== The exercise ==
Go through the entries below and collect each line with the string "page" in it.

== Information supplied ==
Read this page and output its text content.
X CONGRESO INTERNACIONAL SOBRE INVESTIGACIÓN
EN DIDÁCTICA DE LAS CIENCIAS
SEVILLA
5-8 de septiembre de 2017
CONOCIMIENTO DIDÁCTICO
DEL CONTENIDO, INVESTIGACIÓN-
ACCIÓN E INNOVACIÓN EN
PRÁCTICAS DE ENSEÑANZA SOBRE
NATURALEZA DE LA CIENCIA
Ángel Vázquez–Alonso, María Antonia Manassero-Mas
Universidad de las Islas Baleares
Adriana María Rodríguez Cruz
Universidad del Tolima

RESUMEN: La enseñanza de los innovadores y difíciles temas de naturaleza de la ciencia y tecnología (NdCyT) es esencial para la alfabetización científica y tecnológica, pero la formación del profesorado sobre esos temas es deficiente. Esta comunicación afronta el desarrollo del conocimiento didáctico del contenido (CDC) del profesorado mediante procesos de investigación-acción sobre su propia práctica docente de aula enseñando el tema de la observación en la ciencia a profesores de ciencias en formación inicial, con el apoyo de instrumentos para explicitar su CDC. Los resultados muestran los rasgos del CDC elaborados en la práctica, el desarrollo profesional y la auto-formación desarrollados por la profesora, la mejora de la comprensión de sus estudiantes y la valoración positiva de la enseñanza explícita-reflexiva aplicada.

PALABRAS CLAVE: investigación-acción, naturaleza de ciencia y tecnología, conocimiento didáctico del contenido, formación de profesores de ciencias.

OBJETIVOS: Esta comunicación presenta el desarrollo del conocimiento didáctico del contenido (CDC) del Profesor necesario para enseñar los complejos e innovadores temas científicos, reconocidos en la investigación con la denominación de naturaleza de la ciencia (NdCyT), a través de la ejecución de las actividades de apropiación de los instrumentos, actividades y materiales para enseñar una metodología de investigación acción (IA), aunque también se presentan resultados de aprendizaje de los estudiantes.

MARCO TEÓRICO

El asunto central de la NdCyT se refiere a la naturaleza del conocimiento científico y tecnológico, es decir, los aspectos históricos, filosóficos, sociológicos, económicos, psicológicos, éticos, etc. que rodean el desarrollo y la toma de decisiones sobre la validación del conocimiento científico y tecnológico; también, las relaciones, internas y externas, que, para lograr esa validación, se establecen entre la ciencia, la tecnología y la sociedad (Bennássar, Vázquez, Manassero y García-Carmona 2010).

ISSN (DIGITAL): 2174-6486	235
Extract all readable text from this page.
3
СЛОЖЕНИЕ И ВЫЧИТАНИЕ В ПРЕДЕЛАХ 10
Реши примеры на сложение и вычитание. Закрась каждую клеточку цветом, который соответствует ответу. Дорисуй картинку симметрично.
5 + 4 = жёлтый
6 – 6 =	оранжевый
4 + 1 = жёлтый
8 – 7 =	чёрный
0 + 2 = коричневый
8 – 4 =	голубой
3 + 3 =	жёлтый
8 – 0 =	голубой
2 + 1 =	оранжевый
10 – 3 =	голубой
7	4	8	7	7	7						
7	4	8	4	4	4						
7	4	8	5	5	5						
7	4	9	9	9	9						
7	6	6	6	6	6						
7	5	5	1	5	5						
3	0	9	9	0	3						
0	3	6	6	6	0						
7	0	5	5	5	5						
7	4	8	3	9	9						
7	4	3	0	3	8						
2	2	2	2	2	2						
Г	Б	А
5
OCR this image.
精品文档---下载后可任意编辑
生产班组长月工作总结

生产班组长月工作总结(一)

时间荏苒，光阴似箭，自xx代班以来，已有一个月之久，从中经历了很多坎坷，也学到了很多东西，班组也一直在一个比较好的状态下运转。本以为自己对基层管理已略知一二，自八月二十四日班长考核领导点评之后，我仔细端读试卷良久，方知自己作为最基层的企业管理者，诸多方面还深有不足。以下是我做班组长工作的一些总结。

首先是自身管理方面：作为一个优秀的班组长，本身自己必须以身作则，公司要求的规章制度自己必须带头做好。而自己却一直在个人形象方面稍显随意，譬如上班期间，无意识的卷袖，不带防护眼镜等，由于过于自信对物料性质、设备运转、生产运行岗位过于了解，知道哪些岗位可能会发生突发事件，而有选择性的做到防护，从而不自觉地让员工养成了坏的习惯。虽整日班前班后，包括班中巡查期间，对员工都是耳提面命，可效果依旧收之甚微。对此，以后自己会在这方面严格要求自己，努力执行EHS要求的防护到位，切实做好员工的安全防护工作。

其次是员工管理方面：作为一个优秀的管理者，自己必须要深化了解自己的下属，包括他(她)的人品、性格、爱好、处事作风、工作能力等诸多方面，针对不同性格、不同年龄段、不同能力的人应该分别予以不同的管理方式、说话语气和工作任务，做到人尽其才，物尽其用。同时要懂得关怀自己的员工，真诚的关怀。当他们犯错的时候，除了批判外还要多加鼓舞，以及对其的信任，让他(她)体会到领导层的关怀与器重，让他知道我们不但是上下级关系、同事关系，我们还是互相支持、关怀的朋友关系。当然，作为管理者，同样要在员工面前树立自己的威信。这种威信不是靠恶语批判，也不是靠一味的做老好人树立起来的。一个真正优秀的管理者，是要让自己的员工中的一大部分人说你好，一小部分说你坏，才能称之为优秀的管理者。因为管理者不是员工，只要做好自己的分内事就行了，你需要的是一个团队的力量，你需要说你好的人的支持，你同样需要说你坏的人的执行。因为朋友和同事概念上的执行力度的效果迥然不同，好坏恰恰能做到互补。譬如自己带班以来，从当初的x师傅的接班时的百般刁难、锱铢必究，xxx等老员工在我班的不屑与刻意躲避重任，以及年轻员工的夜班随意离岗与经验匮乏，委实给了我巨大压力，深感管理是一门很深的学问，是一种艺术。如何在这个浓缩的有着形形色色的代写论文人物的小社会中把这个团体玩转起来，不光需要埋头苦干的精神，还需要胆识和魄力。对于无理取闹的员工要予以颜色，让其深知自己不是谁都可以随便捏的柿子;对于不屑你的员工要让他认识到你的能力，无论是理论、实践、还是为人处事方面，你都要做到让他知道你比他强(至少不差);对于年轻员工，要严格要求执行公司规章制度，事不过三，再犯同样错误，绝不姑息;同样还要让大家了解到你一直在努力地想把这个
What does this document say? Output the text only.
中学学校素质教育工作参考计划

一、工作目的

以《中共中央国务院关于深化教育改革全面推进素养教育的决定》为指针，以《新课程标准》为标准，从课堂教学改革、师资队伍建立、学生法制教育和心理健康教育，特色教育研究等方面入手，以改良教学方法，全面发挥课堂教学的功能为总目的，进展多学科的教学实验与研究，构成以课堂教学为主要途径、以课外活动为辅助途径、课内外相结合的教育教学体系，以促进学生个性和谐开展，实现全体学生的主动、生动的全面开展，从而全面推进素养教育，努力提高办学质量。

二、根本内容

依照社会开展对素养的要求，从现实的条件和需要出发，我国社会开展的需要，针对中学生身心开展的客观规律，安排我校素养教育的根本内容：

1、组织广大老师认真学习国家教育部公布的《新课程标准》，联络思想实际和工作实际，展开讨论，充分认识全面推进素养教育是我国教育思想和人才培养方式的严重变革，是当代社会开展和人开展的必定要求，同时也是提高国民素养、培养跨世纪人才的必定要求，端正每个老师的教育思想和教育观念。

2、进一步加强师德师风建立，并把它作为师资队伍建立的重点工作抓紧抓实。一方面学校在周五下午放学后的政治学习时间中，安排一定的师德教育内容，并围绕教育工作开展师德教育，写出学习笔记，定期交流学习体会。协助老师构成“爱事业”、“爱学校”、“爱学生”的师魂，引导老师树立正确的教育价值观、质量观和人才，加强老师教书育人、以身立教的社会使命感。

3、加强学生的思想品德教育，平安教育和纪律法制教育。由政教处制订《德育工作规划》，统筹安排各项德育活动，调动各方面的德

== Response ==
Read this page and output its text content.
Extract all readable text from this page.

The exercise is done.